- **PAGE TEXT**

::::::

MPS tuning defaults¶
When the resolved torch device is mps, OpenMed applies conservative PyTorch MPS environment defaults before loading the model:
| Variable | Default | Why it is set |
|---|---|---|
PYTORCH_ENABLE_MPS_FALLBACK | 1 | Allows unsupported MPS ops to run on CPU instead of failing immediately. |
PYTORCH_MPS_HIGH_WATERMARK_RATIO | 1.0 | Keeps allocations within PyTorch's recommended working-set size. |
PYTORCH_MPS_LOW_WATERMARK_RATIO | 0.9 | Encourages earlier adaptive commits and garbage collection. |
Existing values are preserved, so deployment-specific choices from your shell, service manager, or notebook are not overwritten. See the official PyTorch MPS environment variable reference for the complete list of knobs.
Caveats¶
MPS support is broad but not identical to CPU or CUDA. With PYTORCH_ENABLE_MPS_FALLBACK=1, unsupported operations can move to CPU, which may reduce throughput and introduce extra device transfers. For strict reproducibility checks, set device="cpu" or OPENMED_TORCH_DEVICE=cpu.
The resolver recommends float32 as the safe default dtype on MPS. Only use float16 or other reduced precision settings when you have validated recall and span integrity for the specific model and dataset.

::::::

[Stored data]
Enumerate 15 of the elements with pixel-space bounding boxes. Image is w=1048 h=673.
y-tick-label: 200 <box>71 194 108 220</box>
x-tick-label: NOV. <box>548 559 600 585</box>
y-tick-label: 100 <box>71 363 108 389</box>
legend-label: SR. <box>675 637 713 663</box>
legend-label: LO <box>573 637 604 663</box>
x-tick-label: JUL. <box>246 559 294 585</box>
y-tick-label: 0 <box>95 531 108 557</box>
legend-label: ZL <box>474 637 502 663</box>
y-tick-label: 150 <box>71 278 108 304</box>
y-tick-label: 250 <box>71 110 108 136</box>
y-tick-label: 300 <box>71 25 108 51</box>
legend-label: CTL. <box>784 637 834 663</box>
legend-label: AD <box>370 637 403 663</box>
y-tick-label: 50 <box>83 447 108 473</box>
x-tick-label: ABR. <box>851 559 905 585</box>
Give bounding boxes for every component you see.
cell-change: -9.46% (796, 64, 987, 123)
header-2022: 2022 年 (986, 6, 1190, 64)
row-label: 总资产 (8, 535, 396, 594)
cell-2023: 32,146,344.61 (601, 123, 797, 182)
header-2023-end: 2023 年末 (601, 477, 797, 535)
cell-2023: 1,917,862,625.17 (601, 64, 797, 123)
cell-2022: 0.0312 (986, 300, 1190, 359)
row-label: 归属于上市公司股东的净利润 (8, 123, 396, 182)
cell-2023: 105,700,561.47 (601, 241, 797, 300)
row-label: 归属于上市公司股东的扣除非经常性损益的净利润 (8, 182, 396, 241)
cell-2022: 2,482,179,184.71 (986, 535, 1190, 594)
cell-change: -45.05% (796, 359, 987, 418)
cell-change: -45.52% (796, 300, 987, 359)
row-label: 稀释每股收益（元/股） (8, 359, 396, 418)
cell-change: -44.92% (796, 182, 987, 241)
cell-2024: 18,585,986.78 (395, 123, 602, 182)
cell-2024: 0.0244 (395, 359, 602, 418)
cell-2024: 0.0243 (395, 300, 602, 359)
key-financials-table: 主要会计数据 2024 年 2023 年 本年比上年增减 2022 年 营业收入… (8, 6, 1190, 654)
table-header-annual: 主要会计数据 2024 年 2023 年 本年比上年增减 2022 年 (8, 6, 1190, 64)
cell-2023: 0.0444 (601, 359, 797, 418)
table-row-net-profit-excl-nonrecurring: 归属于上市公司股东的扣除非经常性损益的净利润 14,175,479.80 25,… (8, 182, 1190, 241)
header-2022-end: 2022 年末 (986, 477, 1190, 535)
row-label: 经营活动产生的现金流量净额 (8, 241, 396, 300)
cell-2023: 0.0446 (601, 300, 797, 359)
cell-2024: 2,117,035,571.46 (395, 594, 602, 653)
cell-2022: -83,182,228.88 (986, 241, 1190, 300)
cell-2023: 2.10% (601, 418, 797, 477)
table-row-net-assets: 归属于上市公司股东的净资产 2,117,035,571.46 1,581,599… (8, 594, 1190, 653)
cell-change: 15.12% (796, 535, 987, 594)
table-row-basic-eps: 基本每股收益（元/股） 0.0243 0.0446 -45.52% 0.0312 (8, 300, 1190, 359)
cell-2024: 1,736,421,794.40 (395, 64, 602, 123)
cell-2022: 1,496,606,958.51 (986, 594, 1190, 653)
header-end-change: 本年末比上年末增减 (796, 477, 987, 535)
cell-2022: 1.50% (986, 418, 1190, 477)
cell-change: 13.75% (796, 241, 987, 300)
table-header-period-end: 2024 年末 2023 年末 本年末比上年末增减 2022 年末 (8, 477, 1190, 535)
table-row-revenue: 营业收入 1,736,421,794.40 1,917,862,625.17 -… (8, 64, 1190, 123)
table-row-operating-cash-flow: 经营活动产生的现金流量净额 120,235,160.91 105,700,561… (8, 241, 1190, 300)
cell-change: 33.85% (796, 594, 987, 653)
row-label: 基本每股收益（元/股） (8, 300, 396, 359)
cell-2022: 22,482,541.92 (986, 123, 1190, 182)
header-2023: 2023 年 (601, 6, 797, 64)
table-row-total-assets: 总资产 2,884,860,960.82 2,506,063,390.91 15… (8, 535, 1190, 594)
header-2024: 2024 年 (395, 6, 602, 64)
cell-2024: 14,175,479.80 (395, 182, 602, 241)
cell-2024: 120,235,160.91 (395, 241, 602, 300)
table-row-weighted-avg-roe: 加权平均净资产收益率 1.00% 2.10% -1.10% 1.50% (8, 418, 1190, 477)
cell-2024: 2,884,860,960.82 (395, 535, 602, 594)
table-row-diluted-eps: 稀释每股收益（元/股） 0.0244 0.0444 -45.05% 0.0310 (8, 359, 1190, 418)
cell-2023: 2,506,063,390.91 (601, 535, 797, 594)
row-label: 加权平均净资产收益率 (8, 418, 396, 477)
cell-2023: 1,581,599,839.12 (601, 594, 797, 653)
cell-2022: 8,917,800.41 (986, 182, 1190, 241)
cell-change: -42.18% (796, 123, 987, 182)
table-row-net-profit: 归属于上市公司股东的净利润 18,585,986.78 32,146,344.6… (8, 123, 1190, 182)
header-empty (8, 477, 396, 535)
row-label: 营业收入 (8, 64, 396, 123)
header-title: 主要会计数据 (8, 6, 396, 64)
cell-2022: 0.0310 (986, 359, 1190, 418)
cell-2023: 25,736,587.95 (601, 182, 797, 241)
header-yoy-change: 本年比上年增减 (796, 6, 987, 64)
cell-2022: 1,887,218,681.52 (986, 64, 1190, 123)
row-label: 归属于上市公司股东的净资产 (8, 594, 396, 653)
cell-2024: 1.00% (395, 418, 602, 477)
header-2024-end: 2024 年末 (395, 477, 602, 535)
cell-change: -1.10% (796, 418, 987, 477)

::::::

- **WHAT TO DO**
Answer these from the MPS tuning page:
1. What default value is set for PYTORCH_MPS_LOW_WATERMARK_RATIO?
2. What happens to environment values that already exist?
3. Which dtype does the resolver recommend as the safe default on MPS?
Rely only on the MPS tuning page, not on the items.

- **FINISHED TASK**
1. 0.9
2. They are preserved, so they are not overwritten.
3. float32